**WRITTEN TASK**
Report the count of lines below in which the string "PÁTEK" occurs; include nothing else.

**RAW DATA**
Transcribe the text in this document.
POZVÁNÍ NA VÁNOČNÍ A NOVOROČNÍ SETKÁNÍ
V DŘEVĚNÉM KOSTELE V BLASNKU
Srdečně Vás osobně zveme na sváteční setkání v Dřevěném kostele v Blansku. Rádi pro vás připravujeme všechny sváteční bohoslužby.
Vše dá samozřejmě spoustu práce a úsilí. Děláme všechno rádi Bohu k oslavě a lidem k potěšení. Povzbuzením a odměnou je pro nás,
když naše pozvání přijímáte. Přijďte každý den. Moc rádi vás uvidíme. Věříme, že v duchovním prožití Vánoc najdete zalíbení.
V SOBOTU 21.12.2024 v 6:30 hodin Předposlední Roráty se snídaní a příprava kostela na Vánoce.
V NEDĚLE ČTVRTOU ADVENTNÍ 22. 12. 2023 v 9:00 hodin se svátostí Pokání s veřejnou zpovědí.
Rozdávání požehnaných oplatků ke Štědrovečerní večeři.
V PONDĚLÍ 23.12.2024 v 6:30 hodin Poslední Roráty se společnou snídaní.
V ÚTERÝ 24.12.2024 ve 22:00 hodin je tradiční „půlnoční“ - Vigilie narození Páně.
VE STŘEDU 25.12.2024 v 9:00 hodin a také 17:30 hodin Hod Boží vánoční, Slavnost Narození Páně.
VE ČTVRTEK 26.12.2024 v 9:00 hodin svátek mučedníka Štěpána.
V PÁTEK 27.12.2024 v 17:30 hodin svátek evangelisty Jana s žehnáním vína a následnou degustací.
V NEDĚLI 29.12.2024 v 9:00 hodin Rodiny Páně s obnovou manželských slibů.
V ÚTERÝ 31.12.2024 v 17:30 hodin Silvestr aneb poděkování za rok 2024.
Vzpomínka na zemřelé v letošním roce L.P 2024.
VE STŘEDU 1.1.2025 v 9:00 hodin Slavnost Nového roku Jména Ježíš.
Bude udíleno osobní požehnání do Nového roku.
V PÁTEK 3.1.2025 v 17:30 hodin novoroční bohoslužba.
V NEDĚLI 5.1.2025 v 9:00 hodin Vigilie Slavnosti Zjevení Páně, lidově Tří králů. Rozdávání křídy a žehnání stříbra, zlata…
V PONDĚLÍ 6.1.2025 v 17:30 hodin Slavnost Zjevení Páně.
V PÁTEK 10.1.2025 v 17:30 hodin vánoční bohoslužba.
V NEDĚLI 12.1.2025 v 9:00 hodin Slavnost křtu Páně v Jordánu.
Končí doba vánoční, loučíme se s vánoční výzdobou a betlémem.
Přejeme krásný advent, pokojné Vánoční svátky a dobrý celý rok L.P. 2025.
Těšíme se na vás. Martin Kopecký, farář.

...

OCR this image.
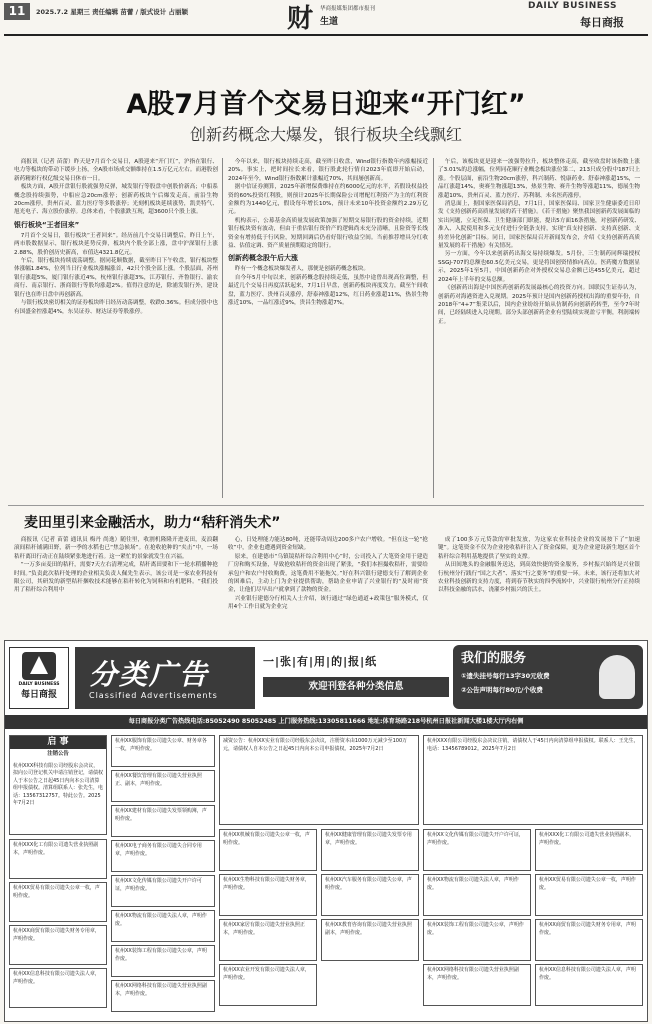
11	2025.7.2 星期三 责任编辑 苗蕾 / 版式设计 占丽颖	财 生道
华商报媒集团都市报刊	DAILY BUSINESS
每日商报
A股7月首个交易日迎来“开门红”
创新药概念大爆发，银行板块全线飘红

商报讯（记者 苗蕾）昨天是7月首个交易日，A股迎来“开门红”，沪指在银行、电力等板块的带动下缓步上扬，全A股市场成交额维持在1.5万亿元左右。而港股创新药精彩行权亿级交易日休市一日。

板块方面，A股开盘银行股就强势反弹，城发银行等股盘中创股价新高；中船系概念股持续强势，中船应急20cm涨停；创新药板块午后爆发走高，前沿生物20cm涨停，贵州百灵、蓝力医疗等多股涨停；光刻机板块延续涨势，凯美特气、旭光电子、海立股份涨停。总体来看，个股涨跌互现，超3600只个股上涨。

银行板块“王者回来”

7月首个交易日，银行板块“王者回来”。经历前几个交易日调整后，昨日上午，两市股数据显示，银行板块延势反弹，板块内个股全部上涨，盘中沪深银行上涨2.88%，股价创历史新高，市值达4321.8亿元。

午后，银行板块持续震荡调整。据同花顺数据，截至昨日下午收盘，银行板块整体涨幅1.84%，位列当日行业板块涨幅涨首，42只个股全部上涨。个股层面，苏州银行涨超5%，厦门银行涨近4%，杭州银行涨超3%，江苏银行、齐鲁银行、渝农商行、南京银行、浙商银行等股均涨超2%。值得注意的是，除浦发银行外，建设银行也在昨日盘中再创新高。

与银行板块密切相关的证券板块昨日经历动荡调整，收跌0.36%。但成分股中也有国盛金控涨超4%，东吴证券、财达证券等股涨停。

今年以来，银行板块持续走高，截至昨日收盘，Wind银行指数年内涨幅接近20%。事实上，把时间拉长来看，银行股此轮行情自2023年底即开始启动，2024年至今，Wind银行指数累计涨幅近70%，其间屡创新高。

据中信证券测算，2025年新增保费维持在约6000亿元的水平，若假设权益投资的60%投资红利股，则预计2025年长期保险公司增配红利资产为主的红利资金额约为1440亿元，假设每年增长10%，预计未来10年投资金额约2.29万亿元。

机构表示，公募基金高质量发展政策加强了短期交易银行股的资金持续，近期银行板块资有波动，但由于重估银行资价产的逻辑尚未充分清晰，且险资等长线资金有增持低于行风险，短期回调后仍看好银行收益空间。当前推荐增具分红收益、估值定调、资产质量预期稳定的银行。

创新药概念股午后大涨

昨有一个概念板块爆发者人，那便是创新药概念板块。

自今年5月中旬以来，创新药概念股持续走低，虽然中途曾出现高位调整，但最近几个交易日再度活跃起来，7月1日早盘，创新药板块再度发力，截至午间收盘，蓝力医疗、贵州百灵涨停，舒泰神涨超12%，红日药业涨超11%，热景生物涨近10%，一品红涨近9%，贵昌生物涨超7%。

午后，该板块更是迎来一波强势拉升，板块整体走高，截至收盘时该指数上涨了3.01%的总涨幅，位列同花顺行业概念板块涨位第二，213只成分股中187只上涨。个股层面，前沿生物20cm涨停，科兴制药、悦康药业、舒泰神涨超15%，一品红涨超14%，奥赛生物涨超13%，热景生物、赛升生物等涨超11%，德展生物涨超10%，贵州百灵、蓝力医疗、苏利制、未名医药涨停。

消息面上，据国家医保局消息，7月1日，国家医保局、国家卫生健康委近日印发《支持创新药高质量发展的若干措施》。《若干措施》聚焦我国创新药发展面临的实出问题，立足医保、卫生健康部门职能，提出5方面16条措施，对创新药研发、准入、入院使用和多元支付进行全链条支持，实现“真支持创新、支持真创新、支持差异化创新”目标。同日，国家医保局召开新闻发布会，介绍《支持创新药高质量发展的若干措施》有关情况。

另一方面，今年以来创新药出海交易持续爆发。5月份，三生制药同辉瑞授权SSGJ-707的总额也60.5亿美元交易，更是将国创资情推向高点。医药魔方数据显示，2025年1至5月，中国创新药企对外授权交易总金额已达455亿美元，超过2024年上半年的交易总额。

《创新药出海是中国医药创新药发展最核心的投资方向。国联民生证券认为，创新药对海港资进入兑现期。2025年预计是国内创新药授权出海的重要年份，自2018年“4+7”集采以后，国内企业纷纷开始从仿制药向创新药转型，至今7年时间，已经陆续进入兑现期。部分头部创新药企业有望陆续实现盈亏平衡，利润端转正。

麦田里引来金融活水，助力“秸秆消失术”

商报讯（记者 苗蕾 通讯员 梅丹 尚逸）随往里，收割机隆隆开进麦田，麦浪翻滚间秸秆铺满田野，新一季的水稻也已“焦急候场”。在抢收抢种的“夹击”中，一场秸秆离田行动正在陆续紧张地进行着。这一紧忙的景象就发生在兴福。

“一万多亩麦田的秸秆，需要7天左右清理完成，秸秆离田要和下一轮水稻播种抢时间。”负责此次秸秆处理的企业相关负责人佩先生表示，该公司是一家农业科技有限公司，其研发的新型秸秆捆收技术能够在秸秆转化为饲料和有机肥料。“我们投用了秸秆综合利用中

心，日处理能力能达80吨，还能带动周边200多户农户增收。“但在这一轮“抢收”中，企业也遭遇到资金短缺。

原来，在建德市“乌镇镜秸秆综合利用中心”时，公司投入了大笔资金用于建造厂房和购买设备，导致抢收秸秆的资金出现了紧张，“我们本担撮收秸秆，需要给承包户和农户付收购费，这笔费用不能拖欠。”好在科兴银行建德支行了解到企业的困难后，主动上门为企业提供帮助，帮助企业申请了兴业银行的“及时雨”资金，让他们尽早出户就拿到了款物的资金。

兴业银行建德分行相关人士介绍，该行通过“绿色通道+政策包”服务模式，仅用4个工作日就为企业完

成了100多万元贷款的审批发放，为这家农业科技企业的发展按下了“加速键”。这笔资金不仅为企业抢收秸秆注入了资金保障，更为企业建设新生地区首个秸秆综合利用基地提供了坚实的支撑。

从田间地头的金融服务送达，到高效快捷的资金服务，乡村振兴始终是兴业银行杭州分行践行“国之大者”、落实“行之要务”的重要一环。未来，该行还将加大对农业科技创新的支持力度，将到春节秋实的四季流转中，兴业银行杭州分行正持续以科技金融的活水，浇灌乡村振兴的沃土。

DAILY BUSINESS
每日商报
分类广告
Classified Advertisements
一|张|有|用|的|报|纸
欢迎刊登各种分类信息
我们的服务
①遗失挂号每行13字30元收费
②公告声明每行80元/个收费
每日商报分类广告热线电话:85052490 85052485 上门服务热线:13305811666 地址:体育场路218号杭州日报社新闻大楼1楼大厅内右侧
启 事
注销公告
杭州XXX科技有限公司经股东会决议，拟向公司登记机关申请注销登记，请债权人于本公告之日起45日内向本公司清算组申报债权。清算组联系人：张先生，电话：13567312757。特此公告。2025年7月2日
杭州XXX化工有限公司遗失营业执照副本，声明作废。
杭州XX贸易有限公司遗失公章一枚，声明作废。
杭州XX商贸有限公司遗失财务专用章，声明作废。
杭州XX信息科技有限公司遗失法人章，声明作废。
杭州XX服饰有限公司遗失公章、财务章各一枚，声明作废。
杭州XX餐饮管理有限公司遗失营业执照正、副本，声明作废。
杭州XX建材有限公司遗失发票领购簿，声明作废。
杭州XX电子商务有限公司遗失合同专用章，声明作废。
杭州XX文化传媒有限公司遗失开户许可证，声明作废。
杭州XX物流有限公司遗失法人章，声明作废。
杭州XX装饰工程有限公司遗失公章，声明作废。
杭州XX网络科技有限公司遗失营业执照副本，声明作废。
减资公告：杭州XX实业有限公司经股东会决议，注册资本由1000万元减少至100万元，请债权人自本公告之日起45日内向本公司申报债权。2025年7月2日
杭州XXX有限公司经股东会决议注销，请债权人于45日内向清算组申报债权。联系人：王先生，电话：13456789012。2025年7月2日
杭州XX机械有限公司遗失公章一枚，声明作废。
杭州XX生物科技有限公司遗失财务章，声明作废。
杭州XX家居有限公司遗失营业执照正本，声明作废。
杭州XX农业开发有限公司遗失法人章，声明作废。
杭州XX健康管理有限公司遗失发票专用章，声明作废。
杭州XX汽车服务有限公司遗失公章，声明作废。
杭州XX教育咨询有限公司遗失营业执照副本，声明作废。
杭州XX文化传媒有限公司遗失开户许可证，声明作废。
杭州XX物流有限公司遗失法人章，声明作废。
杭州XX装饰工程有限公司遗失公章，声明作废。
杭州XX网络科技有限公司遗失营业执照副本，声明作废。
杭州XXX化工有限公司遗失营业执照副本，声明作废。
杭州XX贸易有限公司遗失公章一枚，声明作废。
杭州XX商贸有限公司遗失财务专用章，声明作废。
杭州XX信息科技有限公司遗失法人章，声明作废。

**SOLUTION TO THIS TASK**
3